## begin Data for the task

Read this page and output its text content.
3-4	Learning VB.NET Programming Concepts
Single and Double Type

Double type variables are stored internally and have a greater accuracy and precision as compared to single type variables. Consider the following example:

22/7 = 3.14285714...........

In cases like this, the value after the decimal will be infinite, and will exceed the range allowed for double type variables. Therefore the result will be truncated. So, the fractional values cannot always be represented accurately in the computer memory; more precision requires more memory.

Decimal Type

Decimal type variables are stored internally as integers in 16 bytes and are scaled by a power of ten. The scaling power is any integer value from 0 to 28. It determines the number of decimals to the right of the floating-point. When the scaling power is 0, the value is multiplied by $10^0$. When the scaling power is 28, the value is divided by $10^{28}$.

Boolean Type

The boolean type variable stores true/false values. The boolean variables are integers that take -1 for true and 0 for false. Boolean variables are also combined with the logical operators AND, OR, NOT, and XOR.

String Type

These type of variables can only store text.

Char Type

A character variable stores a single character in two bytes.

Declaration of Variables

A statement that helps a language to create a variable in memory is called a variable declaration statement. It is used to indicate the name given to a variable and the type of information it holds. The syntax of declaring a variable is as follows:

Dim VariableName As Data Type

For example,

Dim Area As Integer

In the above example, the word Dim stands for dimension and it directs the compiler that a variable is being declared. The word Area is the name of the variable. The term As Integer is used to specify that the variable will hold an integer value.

## end Data for the task

▶ **What you will do**
Output all of the data again. Match it exactly.

▶ **The solution**
Read this page and output its text content.
3-4	Learning VB.NET Programming Concepts
Single and Double Type

Double type variables are stored internally and have a greater accuracy and precision as compared to single type variables. Consider the following example:

22/7 = 3.14285714...........

In cases like this, the value after the decimal will be infinite, and will exceed the range allowed for double type variables. Therefore the result will be truncated. So, the fractional values cannot always be represented accurately in the computer memory; more precision requires more memory.

Decimal Type

Decimal type variables are stored internally as integers in 16 bytes and are scaled by a power of ten. The scaling power is any integer value from 0 to 28. It determines the number of decimals to the right of the floating-point. When the scaling power is 0, the value is multiplied by $10^0$. When the scaling power is 28, the value is divided by $10^{28}$.

Boolean Type

The boolean type variable stores true/false values. The boolean variables are integers that take -1 for true and 0 for false. Boolean variables are also combined with the logical operators AND, OR, NOT, and XOR.

String Type

These type of variables can only store text.

Char Type

A character variable stores a single character in two bytes.

Declaration of Variables

A statement that helps a language to create a variable in memory is called a variable declaration statement. It is used to indicate the name given to a variable and the type of information it holds. The syntax of declaring a variable is as follows:

Dim VariableName As Data Type

For example,

Dim Area As Integer

In the above example, the word Dim stands for dimension and it directs the compiler that a variable is being declared. The word Area is the name of the variable. The term As Integer is used to specify that the variable will hold an integer value.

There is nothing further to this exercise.